◆ Exercise details:
Using the listing below, please gather every line containing the word "całodobowe".

◆ Data for the task:
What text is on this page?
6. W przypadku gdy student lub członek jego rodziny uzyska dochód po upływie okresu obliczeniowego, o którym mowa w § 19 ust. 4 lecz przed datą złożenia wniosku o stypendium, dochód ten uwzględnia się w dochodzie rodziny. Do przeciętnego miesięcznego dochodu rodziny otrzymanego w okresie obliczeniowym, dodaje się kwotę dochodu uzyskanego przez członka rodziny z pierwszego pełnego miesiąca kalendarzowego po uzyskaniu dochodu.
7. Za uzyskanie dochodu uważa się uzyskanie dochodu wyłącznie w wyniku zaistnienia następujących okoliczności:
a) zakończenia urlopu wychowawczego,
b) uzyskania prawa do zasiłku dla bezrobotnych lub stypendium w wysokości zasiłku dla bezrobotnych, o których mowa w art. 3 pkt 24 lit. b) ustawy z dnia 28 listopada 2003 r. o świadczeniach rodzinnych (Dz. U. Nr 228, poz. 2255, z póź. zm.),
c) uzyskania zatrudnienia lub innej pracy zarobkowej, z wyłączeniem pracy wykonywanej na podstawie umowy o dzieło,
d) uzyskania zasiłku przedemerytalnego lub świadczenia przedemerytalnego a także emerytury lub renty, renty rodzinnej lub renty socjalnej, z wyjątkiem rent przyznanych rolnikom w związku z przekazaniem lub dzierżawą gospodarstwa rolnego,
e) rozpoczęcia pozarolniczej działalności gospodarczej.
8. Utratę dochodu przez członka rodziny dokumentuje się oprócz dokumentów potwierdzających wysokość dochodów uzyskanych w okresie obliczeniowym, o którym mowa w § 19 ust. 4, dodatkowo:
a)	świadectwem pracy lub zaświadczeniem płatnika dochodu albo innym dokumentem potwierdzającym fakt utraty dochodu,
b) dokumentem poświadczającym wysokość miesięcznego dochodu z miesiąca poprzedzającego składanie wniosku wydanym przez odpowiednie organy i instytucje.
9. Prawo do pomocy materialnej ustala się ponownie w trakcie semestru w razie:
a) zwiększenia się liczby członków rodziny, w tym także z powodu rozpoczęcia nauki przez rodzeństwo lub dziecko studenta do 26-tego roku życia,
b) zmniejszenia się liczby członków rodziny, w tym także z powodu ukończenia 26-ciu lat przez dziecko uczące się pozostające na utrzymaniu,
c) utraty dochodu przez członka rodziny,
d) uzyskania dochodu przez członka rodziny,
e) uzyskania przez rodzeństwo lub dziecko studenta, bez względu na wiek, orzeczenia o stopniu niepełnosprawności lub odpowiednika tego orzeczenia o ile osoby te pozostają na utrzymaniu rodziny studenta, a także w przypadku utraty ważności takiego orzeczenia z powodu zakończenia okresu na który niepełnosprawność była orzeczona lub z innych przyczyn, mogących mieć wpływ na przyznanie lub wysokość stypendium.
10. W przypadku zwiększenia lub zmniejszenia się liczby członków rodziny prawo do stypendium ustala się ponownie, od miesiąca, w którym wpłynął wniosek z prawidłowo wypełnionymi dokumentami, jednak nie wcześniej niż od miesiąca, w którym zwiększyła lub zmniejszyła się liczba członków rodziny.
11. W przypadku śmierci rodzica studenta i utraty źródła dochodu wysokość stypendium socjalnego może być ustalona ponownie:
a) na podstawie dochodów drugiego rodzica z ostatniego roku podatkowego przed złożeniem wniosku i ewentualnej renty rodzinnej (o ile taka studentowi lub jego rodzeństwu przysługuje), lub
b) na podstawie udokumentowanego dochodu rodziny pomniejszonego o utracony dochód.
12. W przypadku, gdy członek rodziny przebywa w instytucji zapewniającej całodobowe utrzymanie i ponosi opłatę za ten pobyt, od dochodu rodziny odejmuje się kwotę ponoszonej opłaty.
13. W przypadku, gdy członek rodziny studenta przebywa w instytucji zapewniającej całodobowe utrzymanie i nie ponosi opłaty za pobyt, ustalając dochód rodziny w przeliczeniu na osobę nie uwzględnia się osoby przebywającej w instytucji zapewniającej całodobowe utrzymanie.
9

◆ Exercise result:
12. W przypadku, gdy członek rodziny przebywa w instytucji zapewniającej całodobowe utrzymanie i ponosi opłatę za ten pobyt, od dochodu rodziny odejmuje się kwotę ponoszonej opłaty.
13. W przypadku, gdy członek rodziny studenta przebywa w instytucji zapewniającej całodobowe utrzymanie i nie ponosi opłaty za pobyt, ustalając dochód rodziny w przeliczeniu na osobę nie uwzględnia się osoby przebywającej w instytucji zapewniającej całodobowe utrzymanie.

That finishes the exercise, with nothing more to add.